(Entries with figure data)
::::::::::

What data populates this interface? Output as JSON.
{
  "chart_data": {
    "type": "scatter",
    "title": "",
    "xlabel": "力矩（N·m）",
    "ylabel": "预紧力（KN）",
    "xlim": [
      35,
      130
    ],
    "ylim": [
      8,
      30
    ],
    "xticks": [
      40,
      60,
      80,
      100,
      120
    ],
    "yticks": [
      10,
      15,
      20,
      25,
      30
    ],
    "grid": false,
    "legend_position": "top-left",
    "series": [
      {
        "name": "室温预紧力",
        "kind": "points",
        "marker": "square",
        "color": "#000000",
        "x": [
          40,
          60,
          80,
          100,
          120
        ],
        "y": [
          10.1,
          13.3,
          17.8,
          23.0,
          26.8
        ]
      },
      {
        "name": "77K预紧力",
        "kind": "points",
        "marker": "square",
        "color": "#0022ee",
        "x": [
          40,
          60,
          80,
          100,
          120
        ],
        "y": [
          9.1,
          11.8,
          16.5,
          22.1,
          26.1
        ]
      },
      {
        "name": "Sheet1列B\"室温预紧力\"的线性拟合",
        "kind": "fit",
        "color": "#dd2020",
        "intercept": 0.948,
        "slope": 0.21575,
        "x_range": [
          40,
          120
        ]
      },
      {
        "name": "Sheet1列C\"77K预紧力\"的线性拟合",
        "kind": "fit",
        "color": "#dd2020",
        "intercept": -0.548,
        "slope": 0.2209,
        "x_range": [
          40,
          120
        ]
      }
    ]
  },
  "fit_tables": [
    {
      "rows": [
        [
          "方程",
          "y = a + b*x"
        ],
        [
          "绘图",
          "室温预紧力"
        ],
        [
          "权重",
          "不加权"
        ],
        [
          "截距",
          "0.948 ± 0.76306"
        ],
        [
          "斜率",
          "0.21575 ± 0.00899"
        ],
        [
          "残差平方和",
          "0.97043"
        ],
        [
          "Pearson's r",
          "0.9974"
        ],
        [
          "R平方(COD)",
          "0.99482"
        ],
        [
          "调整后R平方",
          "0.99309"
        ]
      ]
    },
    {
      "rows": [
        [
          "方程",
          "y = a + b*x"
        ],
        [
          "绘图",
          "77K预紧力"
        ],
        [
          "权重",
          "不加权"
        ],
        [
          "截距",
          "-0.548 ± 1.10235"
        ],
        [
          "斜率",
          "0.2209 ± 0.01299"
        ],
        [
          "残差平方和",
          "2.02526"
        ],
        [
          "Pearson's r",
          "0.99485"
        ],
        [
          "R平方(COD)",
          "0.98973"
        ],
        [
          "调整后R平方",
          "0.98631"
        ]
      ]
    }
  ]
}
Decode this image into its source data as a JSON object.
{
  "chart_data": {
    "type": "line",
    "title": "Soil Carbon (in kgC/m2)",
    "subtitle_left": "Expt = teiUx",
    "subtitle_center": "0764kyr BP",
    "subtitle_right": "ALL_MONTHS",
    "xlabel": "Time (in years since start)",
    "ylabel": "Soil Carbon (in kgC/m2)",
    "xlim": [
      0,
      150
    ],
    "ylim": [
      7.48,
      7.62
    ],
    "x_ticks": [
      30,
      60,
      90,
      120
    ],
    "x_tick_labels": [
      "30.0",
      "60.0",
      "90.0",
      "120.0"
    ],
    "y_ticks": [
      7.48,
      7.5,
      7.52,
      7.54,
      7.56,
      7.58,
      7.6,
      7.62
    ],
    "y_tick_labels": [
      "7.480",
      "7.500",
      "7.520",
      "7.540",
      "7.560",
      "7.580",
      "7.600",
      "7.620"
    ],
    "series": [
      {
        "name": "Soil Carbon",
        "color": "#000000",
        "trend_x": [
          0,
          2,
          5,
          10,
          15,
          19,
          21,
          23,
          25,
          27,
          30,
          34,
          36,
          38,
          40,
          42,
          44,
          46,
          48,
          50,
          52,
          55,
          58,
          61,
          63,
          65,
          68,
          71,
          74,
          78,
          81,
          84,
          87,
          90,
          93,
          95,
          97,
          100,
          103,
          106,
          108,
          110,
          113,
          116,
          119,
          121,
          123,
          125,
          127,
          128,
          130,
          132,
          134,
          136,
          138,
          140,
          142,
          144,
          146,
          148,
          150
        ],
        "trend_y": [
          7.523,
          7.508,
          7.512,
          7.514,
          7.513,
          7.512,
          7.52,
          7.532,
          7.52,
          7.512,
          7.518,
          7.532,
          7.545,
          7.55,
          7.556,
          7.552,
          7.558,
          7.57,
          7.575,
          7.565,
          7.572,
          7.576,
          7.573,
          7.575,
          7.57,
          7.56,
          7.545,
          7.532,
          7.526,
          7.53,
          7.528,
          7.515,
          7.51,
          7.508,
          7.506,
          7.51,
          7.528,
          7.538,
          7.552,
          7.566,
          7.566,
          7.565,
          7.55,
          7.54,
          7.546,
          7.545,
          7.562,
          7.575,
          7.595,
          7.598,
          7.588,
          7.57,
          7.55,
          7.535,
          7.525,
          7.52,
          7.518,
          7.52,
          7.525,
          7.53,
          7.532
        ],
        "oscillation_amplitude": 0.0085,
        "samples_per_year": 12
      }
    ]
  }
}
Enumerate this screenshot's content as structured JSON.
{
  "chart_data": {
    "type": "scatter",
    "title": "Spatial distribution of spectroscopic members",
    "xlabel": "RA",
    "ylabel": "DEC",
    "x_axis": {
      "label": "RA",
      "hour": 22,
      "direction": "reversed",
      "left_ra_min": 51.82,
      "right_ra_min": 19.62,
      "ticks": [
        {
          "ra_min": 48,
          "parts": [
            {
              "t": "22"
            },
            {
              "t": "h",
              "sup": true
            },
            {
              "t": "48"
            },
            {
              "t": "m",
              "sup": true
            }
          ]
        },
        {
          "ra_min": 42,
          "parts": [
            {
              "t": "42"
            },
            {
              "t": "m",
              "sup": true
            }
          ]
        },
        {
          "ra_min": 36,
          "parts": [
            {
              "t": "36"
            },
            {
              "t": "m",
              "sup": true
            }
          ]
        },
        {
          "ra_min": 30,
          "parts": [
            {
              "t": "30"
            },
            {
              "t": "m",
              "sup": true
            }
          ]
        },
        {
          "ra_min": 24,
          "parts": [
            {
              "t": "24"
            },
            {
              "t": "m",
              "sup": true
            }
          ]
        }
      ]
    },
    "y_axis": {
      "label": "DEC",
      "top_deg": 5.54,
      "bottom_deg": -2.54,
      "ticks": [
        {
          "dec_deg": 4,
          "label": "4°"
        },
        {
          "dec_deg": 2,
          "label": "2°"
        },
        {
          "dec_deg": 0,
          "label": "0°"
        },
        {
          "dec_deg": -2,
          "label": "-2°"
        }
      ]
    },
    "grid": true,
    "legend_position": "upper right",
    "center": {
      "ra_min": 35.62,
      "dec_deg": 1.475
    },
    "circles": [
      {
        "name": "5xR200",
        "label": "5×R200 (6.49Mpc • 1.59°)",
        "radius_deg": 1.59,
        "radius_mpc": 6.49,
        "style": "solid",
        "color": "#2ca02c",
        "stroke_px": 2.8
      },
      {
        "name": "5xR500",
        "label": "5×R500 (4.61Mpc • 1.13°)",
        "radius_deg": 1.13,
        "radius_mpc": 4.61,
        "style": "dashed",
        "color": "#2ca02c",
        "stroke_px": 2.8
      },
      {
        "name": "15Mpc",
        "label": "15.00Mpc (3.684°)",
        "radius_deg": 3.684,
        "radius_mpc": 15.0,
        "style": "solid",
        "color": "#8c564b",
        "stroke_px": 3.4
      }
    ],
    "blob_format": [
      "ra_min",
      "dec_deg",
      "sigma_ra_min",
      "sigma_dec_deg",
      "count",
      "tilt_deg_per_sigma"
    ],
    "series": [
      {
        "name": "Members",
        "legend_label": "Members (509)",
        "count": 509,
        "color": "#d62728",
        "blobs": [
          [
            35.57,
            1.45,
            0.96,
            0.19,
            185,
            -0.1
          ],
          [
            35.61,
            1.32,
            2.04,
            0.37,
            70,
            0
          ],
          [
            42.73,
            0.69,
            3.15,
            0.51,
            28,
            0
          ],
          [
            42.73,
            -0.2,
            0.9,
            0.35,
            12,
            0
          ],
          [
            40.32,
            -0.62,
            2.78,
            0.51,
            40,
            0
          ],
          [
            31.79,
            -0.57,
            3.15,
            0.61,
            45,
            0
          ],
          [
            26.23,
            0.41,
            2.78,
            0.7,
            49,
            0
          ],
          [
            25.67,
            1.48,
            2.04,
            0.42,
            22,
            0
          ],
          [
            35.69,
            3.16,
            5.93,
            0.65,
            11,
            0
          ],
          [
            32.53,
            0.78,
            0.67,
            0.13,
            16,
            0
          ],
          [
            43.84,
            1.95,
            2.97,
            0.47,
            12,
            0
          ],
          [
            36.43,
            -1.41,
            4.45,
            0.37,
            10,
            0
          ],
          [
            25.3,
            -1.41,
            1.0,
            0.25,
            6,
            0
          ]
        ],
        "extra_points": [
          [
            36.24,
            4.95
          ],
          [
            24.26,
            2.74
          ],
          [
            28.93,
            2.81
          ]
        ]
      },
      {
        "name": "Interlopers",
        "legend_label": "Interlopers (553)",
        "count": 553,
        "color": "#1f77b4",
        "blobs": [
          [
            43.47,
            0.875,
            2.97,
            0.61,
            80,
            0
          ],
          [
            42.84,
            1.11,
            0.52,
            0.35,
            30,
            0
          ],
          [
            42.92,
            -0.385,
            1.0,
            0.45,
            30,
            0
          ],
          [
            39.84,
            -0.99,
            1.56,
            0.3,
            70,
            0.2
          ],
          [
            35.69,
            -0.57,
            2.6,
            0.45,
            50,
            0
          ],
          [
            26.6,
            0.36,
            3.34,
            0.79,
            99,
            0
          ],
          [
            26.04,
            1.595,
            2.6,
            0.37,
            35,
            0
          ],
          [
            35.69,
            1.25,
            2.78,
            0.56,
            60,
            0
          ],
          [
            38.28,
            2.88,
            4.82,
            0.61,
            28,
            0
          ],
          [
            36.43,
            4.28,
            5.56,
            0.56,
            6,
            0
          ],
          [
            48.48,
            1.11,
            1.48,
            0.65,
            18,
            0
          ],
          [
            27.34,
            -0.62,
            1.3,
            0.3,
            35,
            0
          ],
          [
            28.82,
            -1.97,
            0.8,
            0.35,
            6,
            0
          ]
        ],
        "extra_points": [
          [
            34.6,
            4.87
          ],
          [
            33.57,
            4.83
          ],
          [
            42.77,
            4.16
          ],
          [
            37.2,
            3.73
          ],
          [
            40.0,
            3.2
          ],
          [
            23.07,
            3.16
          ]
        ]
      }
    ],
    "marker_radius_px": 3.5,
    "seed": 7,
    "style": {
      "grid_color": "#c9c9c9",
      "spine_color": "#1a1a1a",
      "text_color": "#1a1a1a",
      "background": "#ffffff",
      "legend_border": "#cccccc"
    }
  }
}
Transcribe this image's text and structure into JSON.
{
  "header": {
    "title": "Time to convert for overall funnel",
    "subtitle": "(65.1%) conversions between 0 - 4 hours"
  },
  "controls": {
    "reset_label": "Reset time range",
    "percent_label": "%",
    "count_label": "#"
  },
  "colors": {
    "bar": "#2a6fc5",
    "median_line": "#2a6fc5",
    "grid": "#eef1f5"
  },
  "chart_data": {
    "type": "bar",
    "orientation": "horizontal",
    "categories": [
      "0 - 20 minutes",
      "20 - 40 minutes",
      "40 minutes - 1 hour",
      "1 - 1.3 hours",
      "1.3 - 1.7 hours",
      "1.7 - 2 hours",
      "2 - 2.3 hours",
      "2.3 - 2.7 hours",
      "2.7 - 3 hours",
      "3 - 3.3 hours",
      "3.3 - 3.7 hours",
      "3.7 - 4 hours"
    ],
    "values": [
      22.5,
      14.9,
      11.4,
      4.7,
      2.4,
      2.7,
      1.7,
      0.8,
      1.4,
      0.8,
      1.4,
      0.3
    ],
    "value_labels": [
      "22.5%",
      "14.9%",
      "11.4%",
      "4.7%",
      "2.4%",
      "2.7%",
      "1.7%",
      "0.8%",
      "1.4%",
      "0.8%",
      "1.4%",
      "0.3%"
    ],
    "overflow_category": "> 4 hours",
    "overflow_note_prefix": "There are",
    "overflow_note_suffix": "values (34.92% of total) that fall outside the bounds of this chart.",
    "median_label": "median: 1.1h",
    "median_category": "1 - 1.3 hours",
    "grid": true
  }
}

::::::::::

§ **TASK REQUIREMENTS**:
Report the number of lines in the listing above that include the word "type", and nothing else.

§ **FINAL ANSWER**:
4